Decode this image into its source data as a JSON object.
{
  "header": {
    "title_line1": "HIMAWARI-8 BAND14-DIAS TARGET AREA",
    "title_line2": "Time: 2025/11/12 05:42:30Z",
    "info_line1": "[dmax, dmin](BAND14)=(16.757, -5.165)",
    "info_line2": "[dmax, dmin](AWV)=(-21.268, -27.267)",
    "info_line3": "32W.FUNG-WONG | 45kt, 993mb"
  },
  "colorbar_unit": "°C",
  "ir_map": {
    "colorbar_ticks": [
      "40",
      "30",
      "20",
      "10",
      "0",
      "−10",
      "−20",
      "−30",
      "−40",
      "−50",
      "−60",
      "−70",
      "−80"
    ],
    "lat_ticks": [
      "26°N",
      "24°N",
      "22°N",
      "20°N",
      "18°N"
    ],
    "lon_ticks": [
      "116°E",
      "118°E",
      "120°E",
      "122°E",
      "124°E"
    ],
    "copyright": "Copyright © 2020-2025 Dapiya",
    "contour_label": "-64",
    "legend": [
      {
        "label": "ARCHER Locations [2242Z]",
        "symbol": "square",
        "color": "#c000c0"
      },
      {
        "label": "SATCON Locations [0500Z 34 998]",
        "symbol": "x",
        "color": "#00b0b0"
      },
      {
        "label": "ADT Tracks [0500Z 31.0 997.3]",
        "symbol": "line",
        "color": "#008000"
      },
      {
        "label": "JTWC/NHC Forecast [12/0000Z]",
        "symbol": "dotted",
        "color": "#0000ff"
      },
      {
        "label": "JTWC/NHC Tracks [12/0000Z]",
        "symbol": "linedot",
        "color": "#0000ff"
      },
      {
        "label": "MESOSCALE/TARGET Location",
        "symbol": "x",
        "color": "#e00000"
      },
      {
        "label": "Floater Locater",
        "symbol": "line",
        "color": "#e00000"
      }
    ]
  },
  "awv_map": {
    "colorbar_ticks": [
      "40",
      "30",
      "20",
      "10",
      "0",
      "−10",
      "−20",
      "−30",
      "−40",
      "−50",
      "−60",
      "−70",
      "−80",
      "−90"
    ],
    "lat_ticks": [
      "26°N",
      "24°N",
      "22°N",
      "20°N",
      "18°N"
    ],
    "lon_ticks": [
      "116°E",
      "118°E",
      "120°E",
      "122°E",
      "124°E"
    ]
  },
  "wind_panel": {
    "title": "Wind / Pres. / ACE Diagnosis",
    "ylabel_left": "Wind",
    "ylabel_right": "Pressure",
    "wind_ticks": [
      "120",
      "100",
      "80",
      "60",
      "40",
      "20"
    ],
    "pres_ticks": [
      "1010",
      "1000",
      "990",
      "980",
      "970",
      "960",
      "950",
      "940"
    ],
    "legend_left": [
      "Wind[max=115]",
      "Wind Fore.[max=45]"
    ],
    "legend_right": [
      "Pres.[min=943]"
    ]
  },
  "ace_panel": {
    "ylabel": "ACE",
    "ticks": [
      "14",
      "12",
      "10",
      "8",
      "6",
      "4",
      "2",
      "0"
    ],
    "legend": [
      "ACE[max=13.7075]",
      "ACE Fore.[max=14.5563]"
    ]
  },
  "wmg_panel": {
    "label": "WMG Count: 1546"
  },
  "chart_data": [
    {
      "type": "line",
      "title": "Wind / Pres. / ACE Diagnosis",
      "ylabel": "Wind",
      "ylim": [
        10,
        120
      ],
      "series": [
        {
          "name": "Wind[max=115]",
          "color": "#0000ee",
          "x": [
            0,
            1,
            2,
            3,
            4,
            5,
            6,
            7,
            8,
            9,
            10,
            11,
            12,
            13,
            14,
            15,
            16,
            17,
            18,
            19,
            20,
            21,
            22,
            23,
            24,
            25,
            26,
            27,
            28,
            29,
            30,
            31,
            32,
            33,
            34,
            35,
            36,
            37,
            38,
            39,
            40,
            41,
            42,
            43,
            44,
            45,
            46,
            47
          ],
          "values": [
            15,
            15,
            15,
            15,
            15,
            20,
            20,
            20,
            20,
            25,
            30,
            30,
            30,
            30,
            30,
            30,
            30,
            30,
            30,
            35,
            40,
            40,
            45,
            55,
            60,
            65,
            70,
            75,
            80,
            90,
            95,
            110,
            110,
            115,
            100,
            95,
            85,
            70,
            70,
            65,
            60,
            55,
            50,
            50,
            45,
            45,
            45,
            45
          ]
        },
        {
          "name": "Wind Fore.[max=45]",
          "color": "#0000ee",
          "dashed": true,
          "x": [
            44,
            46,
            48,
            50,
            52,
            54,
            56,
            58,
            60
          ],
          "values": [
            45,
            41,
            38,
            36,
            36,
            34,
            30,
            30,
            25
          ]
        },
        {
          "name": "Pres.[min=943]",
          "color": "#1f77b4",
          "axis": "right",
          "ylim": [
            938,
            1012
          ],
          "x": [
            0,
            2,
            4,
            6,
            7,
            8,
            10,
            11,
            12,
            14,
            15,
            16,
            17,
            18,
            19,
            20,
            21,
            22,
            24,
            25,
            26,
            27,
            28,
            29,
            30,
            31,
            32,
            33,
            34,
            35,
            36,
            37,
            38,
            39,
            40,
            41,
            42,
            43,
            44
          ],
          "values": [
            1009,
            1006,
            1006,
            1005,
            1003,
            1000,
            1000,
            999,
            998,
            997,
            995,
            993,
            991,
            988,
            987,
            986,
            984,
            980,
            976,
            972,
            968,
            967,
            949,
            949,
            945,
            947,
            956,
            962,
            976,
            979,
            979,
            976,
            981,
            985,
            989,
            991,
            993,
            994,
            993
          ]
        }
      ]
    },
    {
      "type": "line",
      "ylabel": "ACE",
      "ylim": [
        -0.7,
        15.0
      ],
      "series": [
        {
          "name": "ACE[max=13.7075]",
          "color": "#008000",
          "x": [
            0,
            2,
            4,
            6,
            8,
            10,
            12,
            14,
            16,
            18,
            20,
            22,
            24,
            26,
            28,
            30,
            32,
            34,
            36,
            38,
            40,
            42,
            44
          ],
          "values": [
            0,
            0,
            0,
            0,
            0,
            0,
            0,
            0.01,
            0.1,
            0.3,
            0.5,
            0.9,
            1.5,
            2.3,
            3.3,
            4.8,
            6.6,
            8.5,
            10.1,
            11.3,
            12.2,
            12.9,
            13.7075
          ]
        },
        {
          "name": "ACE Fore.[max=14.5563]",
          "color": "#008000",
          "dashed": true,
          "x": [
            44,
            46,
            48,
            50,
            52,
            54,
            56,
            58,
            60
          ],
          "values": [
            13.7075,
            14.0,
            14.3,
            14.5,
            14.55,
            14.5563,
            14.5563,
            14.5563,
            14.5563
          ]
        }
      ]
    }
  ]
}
....
> _EXERCISE_
Select every line where the word "name" occurs.

> _SOLUTION FOR THIS EXERCISE_
          "name": "Wind[max=115]",
          "name": "Wind Fore.[max=45]",
          "name": "Pres.[min=943]",
          "name": "ACE[max=13.7075]",
          "name": "ACE Fore.[max=14.5563]",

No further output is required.